- What you will do -
Output all of the records exactly as written.

[Dataset rows]
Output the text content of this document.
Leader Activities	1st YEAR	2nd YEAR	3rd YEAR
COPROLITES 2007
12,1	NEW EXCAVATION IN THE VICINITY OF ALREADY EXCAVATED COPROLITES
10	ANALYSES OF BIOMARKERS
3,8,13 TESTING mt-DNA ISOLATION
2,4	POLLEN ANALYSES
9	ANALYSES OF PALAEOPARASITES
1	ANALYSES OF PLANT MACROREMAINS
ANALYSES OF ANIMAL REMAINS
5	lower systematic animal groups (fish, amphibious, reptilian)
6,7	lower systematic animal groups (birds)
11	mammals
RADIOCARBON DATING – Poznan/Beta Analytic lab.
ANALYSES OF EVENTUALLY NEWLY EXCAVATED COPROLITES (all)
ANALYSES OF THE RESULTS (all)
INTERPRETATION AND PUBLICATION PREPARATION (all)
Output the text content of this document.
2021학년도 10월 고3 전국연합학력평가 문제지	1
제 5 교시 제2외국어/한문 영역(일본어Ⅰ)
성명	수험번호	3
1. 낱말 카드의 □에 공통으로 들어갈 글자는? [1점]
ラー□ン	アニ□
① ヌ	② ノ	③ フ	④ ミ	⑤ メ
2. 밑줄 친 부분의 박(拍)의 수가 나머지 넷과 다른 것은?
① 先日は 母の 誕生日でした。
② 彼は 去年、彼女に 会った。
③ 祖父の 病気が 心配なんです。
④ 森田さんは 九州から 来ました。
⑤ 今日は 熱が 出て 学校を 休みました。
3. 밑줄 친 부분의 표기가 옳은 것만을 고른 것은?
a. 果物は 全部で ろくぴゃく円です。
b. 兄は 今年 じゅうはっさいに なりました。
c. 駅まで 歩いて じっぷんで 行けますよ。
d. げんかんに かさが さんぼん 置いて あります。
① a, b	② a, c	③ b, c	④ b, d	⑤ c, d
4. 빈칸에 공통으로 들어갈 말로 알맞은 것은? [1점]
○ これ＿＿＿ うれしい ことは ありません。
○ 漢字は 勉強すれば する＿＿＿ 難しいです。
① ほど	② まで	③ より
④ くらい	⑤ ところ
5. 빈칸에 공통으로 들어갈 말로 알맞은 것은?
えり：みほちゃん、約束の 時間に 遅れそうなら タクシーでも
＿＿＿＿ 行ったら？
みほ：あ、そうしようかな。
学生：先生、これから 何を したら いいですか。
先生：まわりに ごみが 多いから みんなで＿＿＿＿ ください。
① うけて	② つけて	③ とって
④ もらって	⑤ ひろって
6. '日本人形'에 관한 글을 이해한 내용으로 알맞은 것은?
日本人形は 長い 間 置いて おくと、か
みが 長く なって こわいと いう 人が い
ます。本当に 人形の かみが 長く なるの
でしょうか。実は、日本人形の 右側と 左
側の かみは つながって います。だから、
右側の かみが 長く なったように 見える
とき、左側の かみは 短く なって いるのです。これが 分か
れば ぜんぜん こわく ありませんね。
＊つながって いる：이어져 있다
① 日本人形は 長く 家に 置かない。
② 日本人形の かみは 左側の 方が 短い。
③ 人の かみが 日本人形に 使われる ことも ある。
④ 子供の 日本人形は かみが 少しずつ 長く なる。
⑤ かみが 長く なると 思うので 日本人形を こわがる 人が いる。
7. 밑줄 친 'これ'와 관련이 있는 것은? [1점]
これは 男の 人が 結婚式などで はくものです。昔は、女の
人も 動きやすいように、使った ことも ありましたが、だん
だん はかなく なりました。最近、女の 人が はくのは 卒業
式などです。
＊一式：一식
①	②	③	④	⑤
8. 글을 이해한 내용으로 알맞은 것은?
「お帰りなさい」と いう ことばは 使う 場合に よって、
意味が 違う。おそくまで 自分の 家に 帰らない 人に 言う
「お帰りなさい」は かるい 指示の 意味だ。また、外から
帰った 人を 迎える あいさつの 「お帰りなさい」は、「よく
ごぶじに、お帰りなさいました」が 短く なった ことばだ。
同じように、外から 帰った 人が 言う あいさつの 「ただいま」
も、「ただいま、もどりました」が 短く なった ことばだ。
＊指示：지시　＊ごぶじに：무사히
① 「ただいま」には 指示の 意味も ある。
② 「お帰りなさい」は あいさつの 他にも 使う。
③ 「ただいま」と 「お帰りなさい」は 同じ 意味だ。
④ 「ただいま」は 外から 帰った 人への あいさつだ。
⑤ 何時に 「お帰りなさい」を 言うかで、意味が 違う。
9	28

- Result of this exercise -
Output the text content of this document.
Leader Activities	1st YEAR	2nd YEAR	3rd YEAR
COPROLITES 2007
12,1	NEW EXCAVATION IN THE VICINITY OF ALREADY EXCAVATED COPROLITES
10	ANALYSES OF BIOMARKERS
3,8,13 TESTING mt-DNA ISOLATION
2,4	POLLEN ANALYSES
9	ANALYSES OF PALAEOPARASITES
1	ANALYSES OF PLANT MACROREMAINS
ANALYSES OF ANIMAL REMAINS
5	lower systematic animal groups (fish, amphibious, reptilian)
6,7	lower systematic animal groups (birds)
11	mammals
RADIOCARBON DATING – Poznan/Beta Analytic lab.
ANALYSES OF EVENTUALLY NEWLY EXCAVATED COPROLITES (all)
ANALYSES OF THE RESULTS (all)
INTERPRETATION AND PUBLICATION PREPARATION (all)
Output the text content of this document.
2021학년도 10월 고3 전국연합학력평가 문제지	1
제 5 교시 제2외국어/한문 영역(일본어Ⅰ)
성명	수험번호	3
1. 낱말 카드의 □에 공통으로 들어갈 글자는? [1점]
ラー□ン	アニ□
① ヌ	② ノ	③ フ	④ ミ	⑤ メ
2. 밑줄 친 부분의 박(拍)의 수가 나머지 넷과 다른 것은?
① 先日は 母の 誕生日でした。
② 彼は 去年、彼女に 会った。
③ 祖父の 病気が 心配なんです。
④ 森田さんは 九州から 来ました。
⑤ 今日は 熱が 出て 学校を 休みました。
3. 밑줄 친 부분의 표기가 옳은 것만을 고른 것은?
a. 果物は 全部で ろくぴゃく円です。
b. 兄は 今年 じゅうはっさいに なりました。
c. 駅まで 歩いて じっぷんで 行けますよ。
d. げんかんに かさが さんぼん 置いて あります。
① a, b	② a, c	③ b, c	④ b, d	⑤ c, d
4. 빈칸에 공통으로 들어갈 말로 알맞은 것은? [1점]
○ これ＿＿＿ うれしい ことは ありません。
○ 漢字は 勉強すれば する＿＿＿ 難しいです。
① ほど	② まで	③ より
④ くらい	⑤ ところ
5. 빈칸에 공통으로 들어갈 말로 알맞은 것은?
えり：みほちゃん、約束の 時間に 遅れそうなら タクシーでも
＿＿＿＿ 行ったら？
みほ：あ、そうしようかな。
学生：先生、これから 何を したら いいですか。
先生：まわりに ごみが 多いから みんなで＿＿＿＿ ください。
① うけて	② つけて	③ とって
④ もらって	⑤ ひろって
6. '日本人形'에 관한 글을 이해한 내용으로 알맞은 것은?
日本人形は 長い 間 置いて おくと、か
みが 長く なって こわいと いう 人が い
ます。本当に 人形の かみが 長く なるの
でしょうか。実は、日本人形の 右側と 左
側の かみは つながって います。だから、
右側の かみが 長く なったように 見える
とき、左側の かみは 短く なって いるのです。これが 分か
れば ぜんぜん こわく ありませんね。
＊つながって いる：이어져 있다
① 日本人形は 長く 家に 置かない。
② 日本人形の かみは 左側の 方が 短い。
③ 人の かみが 日本人形に 使われる ことも ある。
④ 子供の 日本人形は かみが 少しずつ 長く なる。
⑤ かみが 長く なると 思うので 日本人形を こわがる 人が いる。
7. 밑줄 친 'これ'와 관련이 있는 것은? [1점]
これは 男の 人が 結婚式などで はくものです。昔は、女の
人も 動きやすいように、使った ことも ありましたが、だん
だん はかなく なりました。最近、女の 人が はくのは 卒業
式などです。
＊一式：一식
①	②	③	④	⑤
8. 글을 이해한 내용으로 알맞은 것은?
「お帰りなさい」と いう ことばは 使う 場合に よって、
意味が 違う。おそくまで 自分の 家に 帰らない 人に 言う
「お帰りなさい」は かるい 指示の 意味だ。また、外から
帰った 人を 迎える あいさつの 「お帰りなさい」は、「よく
ごぶじに、お帰りなさいました」が 短く なった ことばだ。
同じように、外から 帰った 人が 言う あいさつの 「ただいま」
も、「ただいま、もどりました」が 短く なった ことばだ。
＊指示：지시　＊ごぶじに：무사히
① 「ただいま」には 指示の 意味も ある。
② 「お帰りなさい」は あいさつの 他にも 使う。
③ 「ただいま」と 「お帰りなさい」は 同じ 意味だ。
④ 「ただいま」は 外から 帰った 人への あいさつだ。
⑤ 何時に 「お帰りなさい」を 言うかで、意味が 違う。
9	28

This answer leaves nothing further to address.